→ Stated problem
Leaving out every picture, quote the data below exactly as it appears.

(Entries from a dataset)
=====
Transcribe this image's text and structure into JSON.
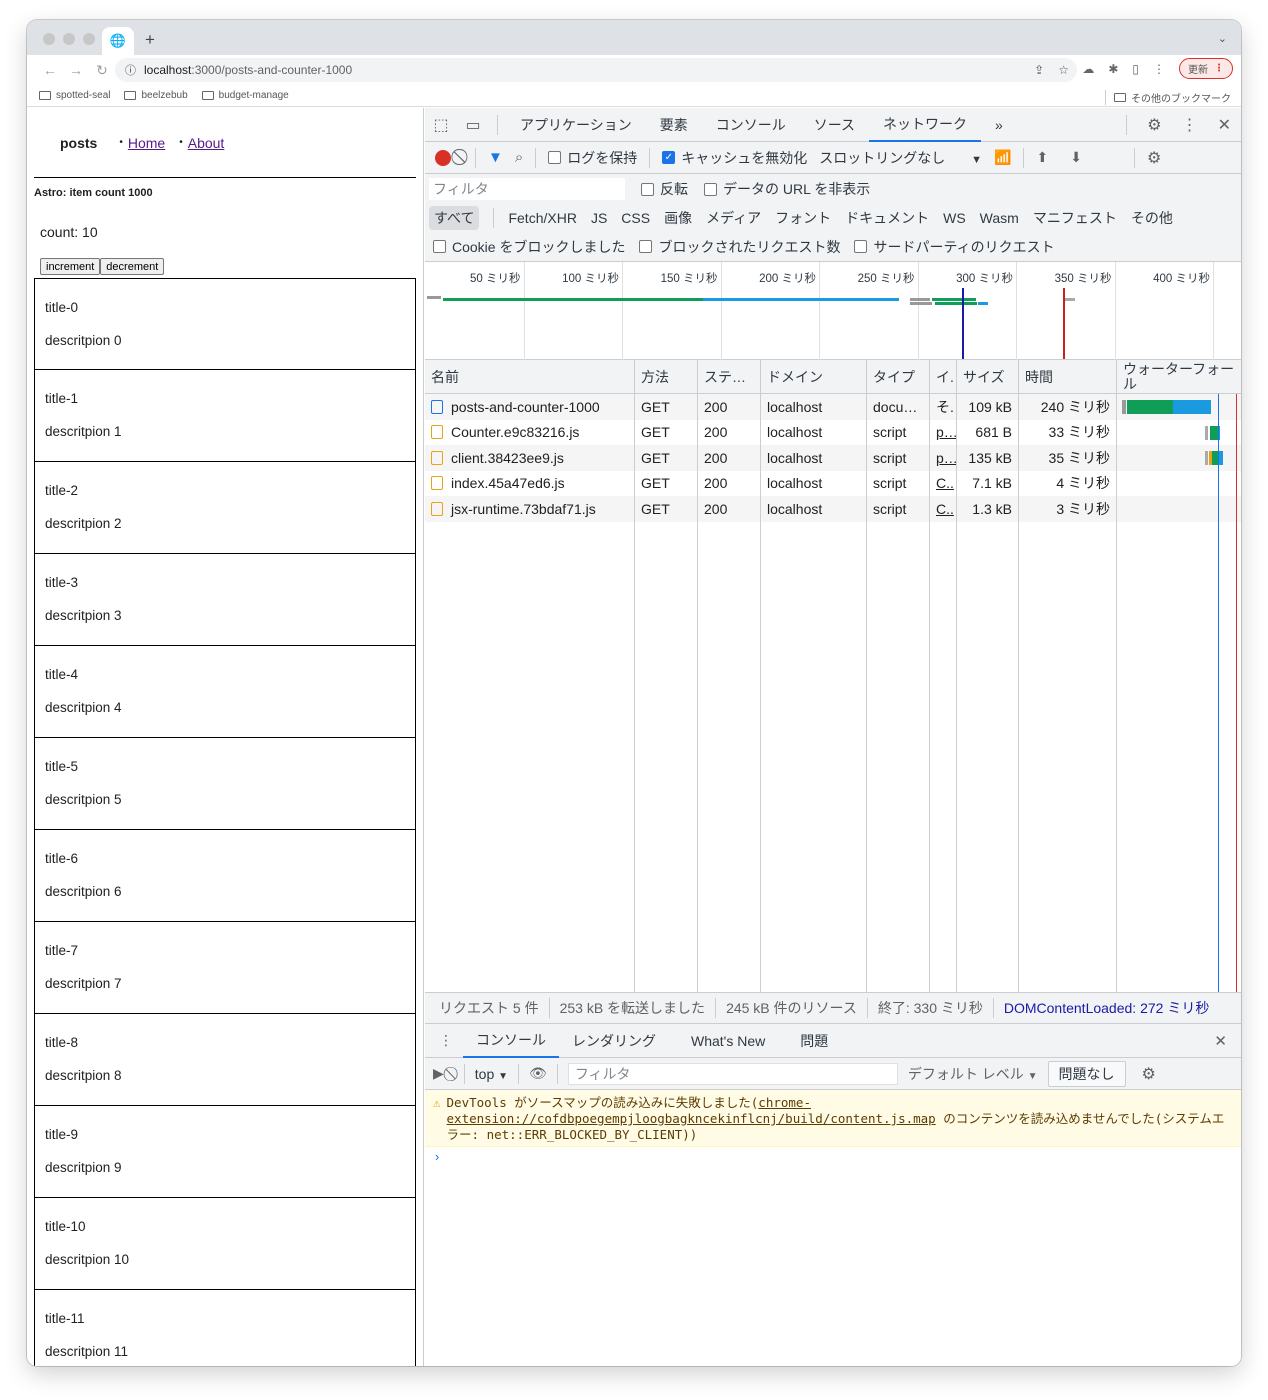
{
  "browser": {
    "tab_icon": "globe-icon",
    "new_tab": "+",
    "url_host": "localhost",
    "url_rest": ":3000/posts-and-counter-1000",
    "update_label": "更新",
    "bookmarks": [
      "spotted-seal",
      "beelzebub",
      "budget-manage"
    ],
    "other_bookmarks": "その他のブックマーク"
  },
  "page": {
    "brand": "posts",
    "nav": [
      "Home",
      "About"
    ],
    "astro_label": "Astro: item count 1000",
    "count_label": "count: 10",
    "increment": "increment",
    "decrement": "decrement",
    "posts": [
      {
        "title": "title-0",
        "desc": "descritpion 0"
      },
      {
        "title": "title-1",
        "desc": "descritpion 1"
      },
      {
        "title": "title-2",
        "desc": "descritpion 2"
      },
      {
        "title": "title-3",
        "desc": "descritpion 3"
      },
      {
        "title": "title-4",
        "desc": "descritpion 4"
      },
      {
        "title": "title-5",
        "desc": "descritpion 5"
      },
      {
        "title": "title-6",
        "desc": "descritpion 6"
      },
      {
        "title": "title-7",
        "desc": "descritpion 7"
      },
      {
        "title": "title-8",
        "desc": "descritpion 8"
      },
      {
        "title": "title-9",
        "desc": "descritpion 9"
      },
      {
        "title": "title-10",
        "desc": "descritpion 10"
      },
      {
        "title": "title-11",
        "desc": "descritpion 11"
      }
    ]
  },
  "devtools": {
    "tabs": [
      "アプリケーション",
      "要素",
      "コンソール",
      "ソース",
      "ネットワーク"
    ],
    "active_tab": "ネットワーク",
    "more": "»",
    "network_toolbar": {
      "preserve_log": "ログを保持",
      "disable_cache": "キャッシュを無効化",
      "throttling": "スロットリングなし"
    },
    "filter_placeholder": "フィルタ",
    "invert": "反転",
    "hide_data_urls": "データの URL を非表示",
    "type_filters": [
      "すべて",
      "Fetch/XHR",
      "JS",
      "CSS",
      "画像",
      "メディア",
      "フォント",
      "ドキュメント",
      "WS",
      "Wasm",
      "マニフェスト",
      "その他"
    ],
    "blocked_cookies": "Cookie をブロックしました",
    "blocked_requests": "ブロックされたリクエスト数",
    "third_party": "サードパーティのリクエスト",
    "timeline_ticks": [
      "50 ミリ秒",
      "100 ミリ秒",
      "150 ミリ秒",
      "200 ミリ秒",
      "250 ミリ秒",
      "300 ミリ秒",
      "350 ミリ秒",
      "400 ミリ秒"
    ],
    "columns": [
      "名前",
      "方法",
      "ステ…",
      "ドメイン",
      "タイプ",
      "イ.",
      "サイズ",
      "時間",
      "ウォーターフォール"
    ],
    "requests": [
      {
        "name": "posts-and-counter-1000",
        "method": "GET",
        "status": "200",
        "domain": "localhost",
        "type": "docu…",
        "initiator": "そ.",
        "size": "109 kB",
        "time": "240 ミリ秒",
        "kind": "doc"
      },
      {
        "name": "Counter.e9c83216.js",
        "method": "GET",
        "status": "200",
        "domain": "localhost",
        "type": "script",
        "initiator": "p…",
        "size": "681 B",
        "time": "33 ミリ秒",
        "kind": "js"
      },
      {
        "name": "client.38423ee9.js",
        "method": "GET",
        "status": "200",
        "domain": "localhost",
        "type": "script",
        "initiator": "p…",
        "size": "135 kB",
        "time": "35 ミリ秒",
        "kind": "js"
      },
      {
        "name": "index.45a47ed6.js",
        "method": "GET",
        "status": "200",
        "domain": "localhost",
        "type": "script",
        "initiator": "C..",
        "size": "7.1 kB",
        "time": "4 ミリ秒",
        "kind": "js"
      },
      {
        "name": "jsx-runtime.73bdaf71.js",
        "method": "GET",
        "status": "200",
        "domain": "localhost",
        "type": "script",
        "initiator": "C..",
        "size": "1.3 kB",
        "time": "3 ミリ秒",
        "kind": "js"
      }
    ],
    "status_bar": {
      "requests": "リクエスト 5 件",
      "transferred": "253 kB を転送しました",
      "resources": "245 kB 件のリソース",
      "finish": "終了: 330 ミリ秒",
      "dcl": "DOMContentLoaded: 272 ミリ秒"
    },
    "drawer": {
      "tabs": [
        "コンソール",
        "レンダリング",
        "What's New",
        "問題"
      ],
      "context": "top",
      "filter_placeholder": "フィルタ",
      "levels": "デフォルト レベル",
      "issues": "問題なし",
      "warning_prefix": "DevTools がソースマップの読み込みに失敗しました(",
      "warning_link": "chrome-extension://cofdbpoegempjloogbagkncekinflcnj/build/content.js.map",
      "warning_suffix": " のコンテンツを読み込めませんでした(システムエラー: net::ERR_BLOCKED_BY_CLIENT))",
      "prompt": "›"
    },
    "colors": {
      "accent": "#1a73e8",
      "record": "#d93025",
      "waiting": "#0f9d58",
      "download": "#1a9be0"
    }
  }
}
=====
→ Response to this exercise
Transcribe this image's text and structure into JSON.
{
  "browser": {
    "tab_icon": "globe-icon",
    "new_tab": "+",
    "url_host": "localhost",
    "url_rest": ":3000/posts-and-counter-1000",
    "update_label": "更新",
    "bookmarks": [
      "spotted-seal",
      "beelzebub",
      "budget-manage"
    ],
    "other_bookmarks": "その他のブックマーク"
  },
  "page": {
    "brand": "posts",
    "nav": [
      "Home",
      "About"
    ],
    "astro_label": "Astro: item count 1000",
    "count_label": "count: 10",
    "increment": "increment",
    "decrement": "decrement",
    "posts": [
      {
        "title": "title-0",
        "desc": "descritpion 0"
      },
      {
        "title": "title-1",
        "desc": "descritpion 1"
      },
      {
        "title": "title-2",
        "desc": "descritpion 2"
      },
      {
        "title": "title-3",
        "desc": "descritpion 3"
      },
      {
        "title": "title-4",
        "desc": "descritpion 4"
      },
      {
        "title": "title-5",
        "desc": "descritpion 5"
      },
      {
        "title": "title-6",
        "desc": "descritpion 6"
      },
      {
        "title": "title-7",
        "desc": "descritpion 7"
      },
      {
        "title": "title-8",
        "desc": "descritpion 8"
      },
      {
        "title": "title-9",
        "desc": "descritpion 9"
      },
      {
        "title": "title-10",
        "desc": "descritpion 10"
      },
      {
        "title": "title-11",
        "desc": "descritpion 11"
      }
    ]
  },
  "devtools": {
    "tabs": [
      "アプリケーション",
      "要素",
      "コンソール",
      "ソース",
      "ネットワーク"
    ],
    "active_tab": "ネットワーク",
    "more": "»",
    "network_toolbar": {
      "preserve_log": "ログを保持",
      "disable_cache": "キャッシュを無効化",
      "throttling": "スロットリングなし"
    },
    "filter_placeholder": "フィルタ",
    "invert": "反転",
    "hide_data_urls": "データの URL を非表示",
    "type_filters": [
      "すべて",
      "Fetch/XHR",
      "JS",
      "CSS",
      "画像",
      "メディア",
      "フォント",
      "ドキュメント",
      "WS",
      "Wasm",
      "マニフェスト",
      "その他"
    ],
    "blocked_cookies": "Cookie をブロックしました",
    "blocked_requests": "ブロックされたリクエスト数",
    "third_party": "サードパーティのリクエスト",
    "timeline_ticks": [
      "50 ミリ秒",
      "100 ミリ秒",
      "150 ミリ秒",
      "200 ミリ秒",
      "250 ミリ秒",
      "300 ミリ秒",
      "350 ミリ秒",
      "400 ミリ秒"
    ],
    "columns": [
      "名前",
      "方法",
      "ステ…",
      "ドメイン",
      "タイプ",
      "イ.",
      "サイズ",
      "時間",
      "ウォーターフォール"
    ],
    "requests": [
      {
        "name": "posts-and-counter-1000",
        "method": "GET",
        "status": "200",
        "domain": "localhost",
        "type": "docu…",
        "initiator": "そ.",
        "size": "109 kB",
        "time": "240 ミリ秒",
        "kind": "doc"
      },
      {
        "name": "Counter.e9c83216.js",
        "method": "GET",
        "status": "200",
        "domain": "localhost",
        "type": "script",
        "initiator": "p…",
        "size": "681 B",
        "time": "33 ミリ秒",
        "kind": "js"
      },
      {
        "name": "client.38423ee9.js",
        "method": "GET",
        "status": "200",
        "domain": "localhost",
        "type": "script",
        "initiator": "p…",
        "size": "135 kB",
        "time": "35 ミリ秒",
        "kind": "js"
      },
      {
        "name": "index.45a47ed6.js",
        "method": "GET",
        "status": "200",
        "domain": "localhost",
        "type": "script",
        "initiator": "C..",
        "size": "7.1 kB",
        "time": "4 ミリ秒",
        "kind": "js"
      },
      {
        "name": "jsx-runtime.73bdaf71.js",
        "method": "GET",
        "status": "200",
        "domain": "localhost",
        "type": "script",
        "initiator": "C..",
        "size": "1.3 kB",
        "time": "3 ミリ秒",
        "kind": "js"
      }
    ],
    "status_bar": {
      "requests": "リクエスト 5 件",
      "transferred": "253 kB を転送しました",
      "resources": "245 kB 件のリソース",
      "finish": "終了: 330 ミリ秒",
      "dcl": "DOMContentLoaded: 272 ミリ秒"
    },
    "drawer": {
      "tabs": [
        "コンソール",
        "レンダリング",
        "What's New",
        "問題"
      ],
      "context": "top",
      "filter_placeholder": "フィルタ",
      "levels": "デフォルト レベル",
      "issues": "問題なし",
      "warning_prefix": "DevTools がソースマップの読み込みに失敗しました(",
      "warning_link": "chrome-extension://cofdbpoegempjloogbagkncekinflcnj/build/content.js.map",
      "warning_suffix": " のコンテンツを読み込めませんでした(システムエラー: net::ERR_BLOCKED_BY_CLIENT))",
      "prompt": "›"
    },
    "colors": {
      "accent": "#1a73e8",
      "record": "#d93025",
      "waiting": "#0f9d58",
      "download": "#1a9be0"
    }
  }
}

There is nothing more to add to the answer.